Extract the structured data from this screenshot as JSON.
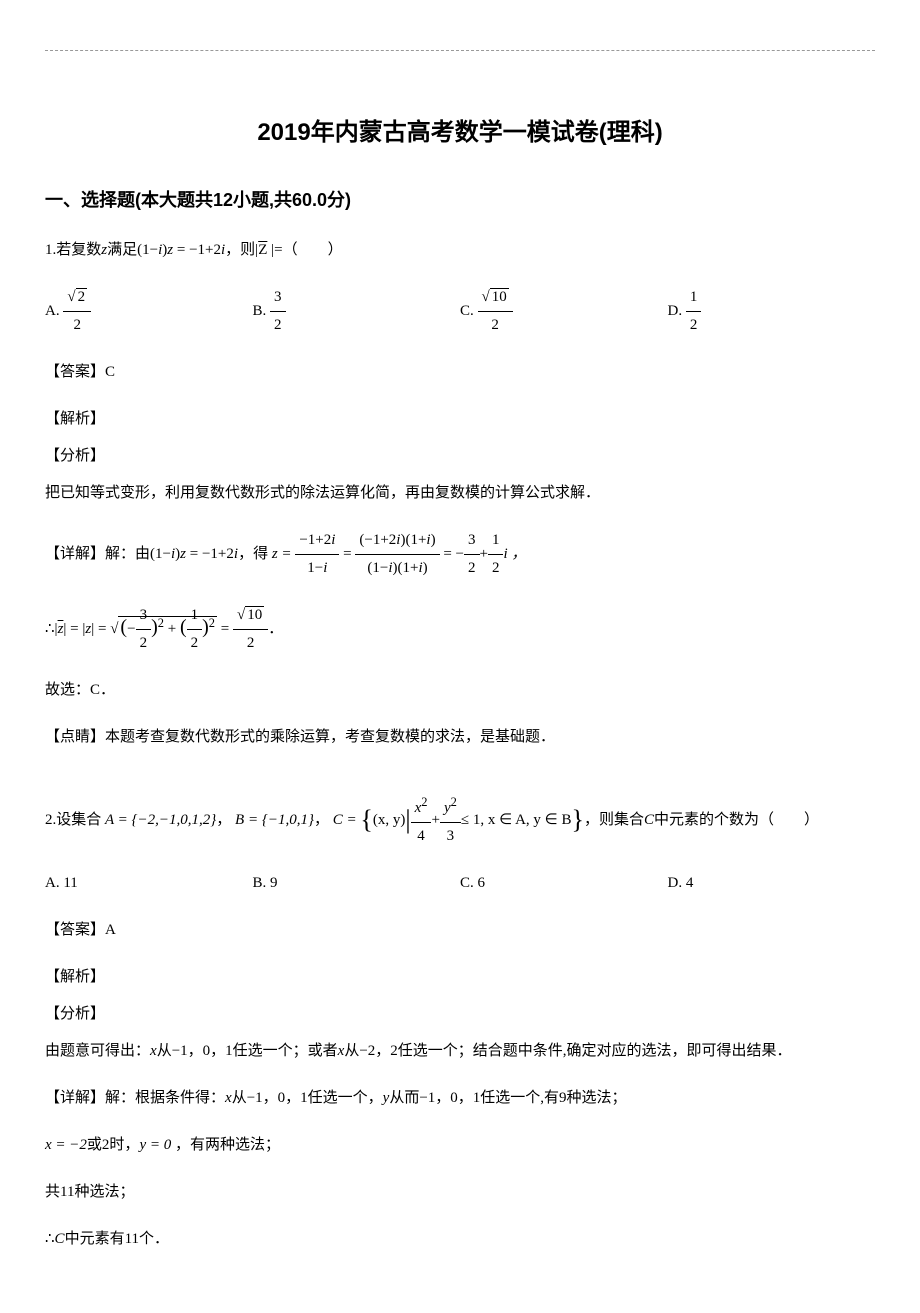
{
  "title": "2019年内蒙古高考数学一模试卷(理科)",
  "section_header": "一、选择题(本大题共12小题,共60.0分)",
  "q1": {
    "number": "1.",
    "stem_prefix": "若复数",
    "stem_var": "z",
    "stem_mid": "满足",
    "stem_eq": "(1−i)z = −1+2i",
    "stem_suffix1": "，则|",
    "stem_zbar": "Z",
    "stem_suffix2": " |=（　　）",
    "options": {
      "A_label": "A.",
      "A_num": "√2",
      "A_den": "2",
      "B_label": "B.",
      "B_num": "3",
      "B_den": "2",
      "C_label": "C.",
      "C_num": "√10",
      "C_den": "2",
      "D_label": "D.",
      "D_num": "1",
      "D_den": "2"
    },
    "answer_label": "【答案】",
    "answer": "C",
    "analysis_label": "【解析】",
    "analysis_sub": "【分析】",
    "analysis_text": "把已知等式变形，利用复数代数形式的除法运算化简，再由复数模的计算公式求解．",
    "detail_label": "【详解】",
    "detail_prefix": "解：由",
    "detail_eq1": "(1−i)z = −1+2i",
    "detail_mid1": "，得",
    "z_eq": "z =",
    "frac1_num": "−1+2i",
    "frac1_den": "1−i",
    "eq_sign": "=",
    "frac2_num": "(−1+2i)(1+i)",
    "frac2_den": "(1−i)(1+i)",
    "result_eq": "= −",
    "frac3_num": "3",
    "frac3_den": "2",
    "plus": "+",
    "frac4_num": "1",
    "frac4_den": "2",
    "i_suffix": "i ，",
    "therefore": "∴",
    "zbar_abs": "|z̄| = |z| =",
    "sqrt_open": "√",
    "sq1_num": "3",
    "sq1_den": "2",
    "sq_plus": "+",
    "sq2_num": "1",
    "sq2_den": "2",
    "final_eq": "=",
    "final_num": "√10",
    "final_den": "2",
    "period": "．",
    "conclusion": "故选：C．",
    "comment_label": "【点睛】",
    "comment": "本题考查复数代数形式的乘除运算，考查复数模的求法，是基础题．"
  },
  "q2": {
    "number": "2.",
    "stem_prefix": "设集合",
    "setA": "A = {−2,−1,0,1,2}",
    "comma1": "，",
    "setB": "B = {−1,0,1}",
    "comma2": "，",
    "setC_prefix": "C =",
    "setC_open": "{",
    "setC_elem": "(x, y)",
    "setC_bar": "|",
    "setC_frac1_num": "x²",
    "setC_frac1_den": "4",
    "setC_plus": "+",
    "setC_frac2_num": "y²",
    "setC_frac2_den": "3",
    "setC_cond": "≤ 1, x ∈ A, y ∈ B",
    "setC_close": "}",
    "stem_suffix": "，则集合",
    "stem_C": "C",
    "stem_end": "中元素的个数为（　　）",
    "options": {
      "A_label": "A.",
      "A_val": "11",
      "B_label": "B.",
      "B_val": "9",
      "C_label": "C.",
      "C_val": "6",
      "D_label": "D.",
      "D_val": "4"
    },
    "answer_label": "【答案】",
    "answer": "A",
    "analysis_label": "【解析】",
    "analysis_sub": "【分析】",
    "analysis_p1": "由题意可得出：",
    "analysis_x": "x",
    "analysis_p2": "从−1，0，1任选一个；或者",
    "analysis_x2": "x",
    "analysis_p3": "从−2，2任选一个；结合题中条件,确定对应的选法，即可得出结果．",
    "detail_label": "【详解】",
    "detail_prefix": "解：根据条件得：",
    "detail_x1": "x",
    "detail_p1": "从−1，0，1任选一个，",
    "detail_y": "y",
    "detail_p2": "从而−1，0，1任选一个,有9种选法；",
    "case2_x": "x = −2",
    "case2_or": "或",
    "case2_val": "2",
    "case2_when": "时，",
    "case2_y": "y = 0",
    "case2_end": " ，有两种选法；",
    "total": "共11种选法；",
    "conclusion": "∴",
    "conc_C": "C",
    "conc_text": "中元素有11个．"
  }
}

To do: Quote the records in their entirety, keeping the wording exact and excluding pictures.

Response for this exercise:
Extract the structured data from this screenshot as JSON.
{
  "title": "2019年内蒙古高考数学一模试卷(理科)",
  "section_header": "一、选择题(本大题共12小题,共60.0分)",
  "q1": {
    "number": "1.",
    "stem_prefix": "若复数",
    "stem_var": "z",
    "stem_mid": "满足",
    "stem_eq": "(1−i)z = −1+2i",
    "stem_suffix1": "，则|",
    "stem_zbar": "Z",
    "stem_suffix2": " |=（　　）",
    "options": {
      "A_label": "A.",
      "A_num": "√2",
      "A_den": "2",
      "B_label": "B.",
      "B_num": "3",
      "B_den": "2",
      "C_label": "C.",
      "C_num": "√10",
      "C_den": "2",
      "D_label": "D.",
      "D_num": "1",
      "D_den": "2"
    },
    "answer_label": "【答案】",
    "answer": "C",
    "analysis_label": "【解析】",
    "analysis_sub": "【分析】",
    "analysis_text": "把已知等式变形，利用复数代数形式的除法运算化简，再由复数模的计算公式求解．",
    "detail_label": "【详解】",
    "detail_prefix": "解：由",
    "detail_eq1": "(1−i)z = −1+2i",
    "detail_mid1": "，得",
    "z_eq": "z =",
    "frac1_num": "−1+2i",
    "frac1_den": "1−i",
    "eq_sign": "=",
    "frac2_num": "(−1+2i)(1+i)",
    "frac2_den": "(1−i)(1+i)",
    "result_eq": "= −",
    "frac3_num": "3",
    "frac3_den": "2",
    "plus": "+",
    "frac4_num": "1",
    "frac4_den": "2",
    "i_suffix": "i ，",
    "therefore": "∴",
    "zbar_abs": "|z̄| = |z| =",
    "sqrt_open": "√",
    "sq1_num": "3",
    "sq1_den": "2",
    "sq_plus": "+",
    "sq2_num": "1",
    "sq2_den": "2",
    "final_eq": "=",
    "final_num": "√10",
    "final_den": "2",
    "period": "．",
    "conclusion": "故选：C．",
    "comment_label": "【点睛】",
    "comment": "本题考查复数代数形式的乘除运算，考查复数模的求法，是基础题．"
  },
  "q2": {
    "number": "2.",
    "stem_prefix": "设集合",
    "setA": "A = {−2,−1,0,1,2}",
    "comma1": "，",
    "setB": "B = {−1,0,1}",
    "comma2": "，",
    "setC_prefix": "C =",
    "setC_open": "{",
    "setC_elem": "(x, y)",
    "setC_bar": "|",
    "setC_frac1_num": "x²",
    "setC_frac1_den": "4",
    "setC_plus": "+",
    "setC_frac2_num": "y²",
    "setC_frac2_den": "3",
    "setC_cond": "≤ 1, x ∈ A, y ∈ B",
    "setC_close": "}",
    "stem_suffix": "，则集合",
    "stem_C": "C",
    "stem_end": "中元素的个数为（　　）",
    "options": {
      "A_label": "A.",
      "A_val": "11",
      "B_label": "B.",
      "B_val": "9",
      "C_label": "C.",
      "C_val": "6",
      "D_label": "D.",
      "D_val": "4"
    },
    "answer_label": "【答案】",
    "answer": "A",
    "analysis_label": "【解析】",
    "analysis_sub": "【分析】",
    "analysis_p1": "由题意可得出：",
    "analysis_x": "x",
    "analysis_p2": "从−1，0，1任选一个；或者",
    "analysis_x2": "x",
    "analysis_p3": "从−2，2任选一个；结合题中条件,确定对应的选法，即可得出结果．",
    "detail_label": "【详解】",
    "detail_prefix": "解：根据条件得：",
    "detail_x1": "x",
    "detail_p1": "从−1，0，1任选一个，",
    "detail_y": "y",
    "detail_p2": "从而−1，0，1任选一个,有9种选法；",
    "case2_x": "x = −2",
    "case2_or": "或",
    "case2_val": "2",
    "case2_when": "时，",
    "case2_y": "y = 0",
    "case2_end": " ，有两种选法；",
    "total": "共11种选法；",
    "conclusion": "∴",
    "conc_C": "C",
    "conc_text": "中元素有11个．"
  }
}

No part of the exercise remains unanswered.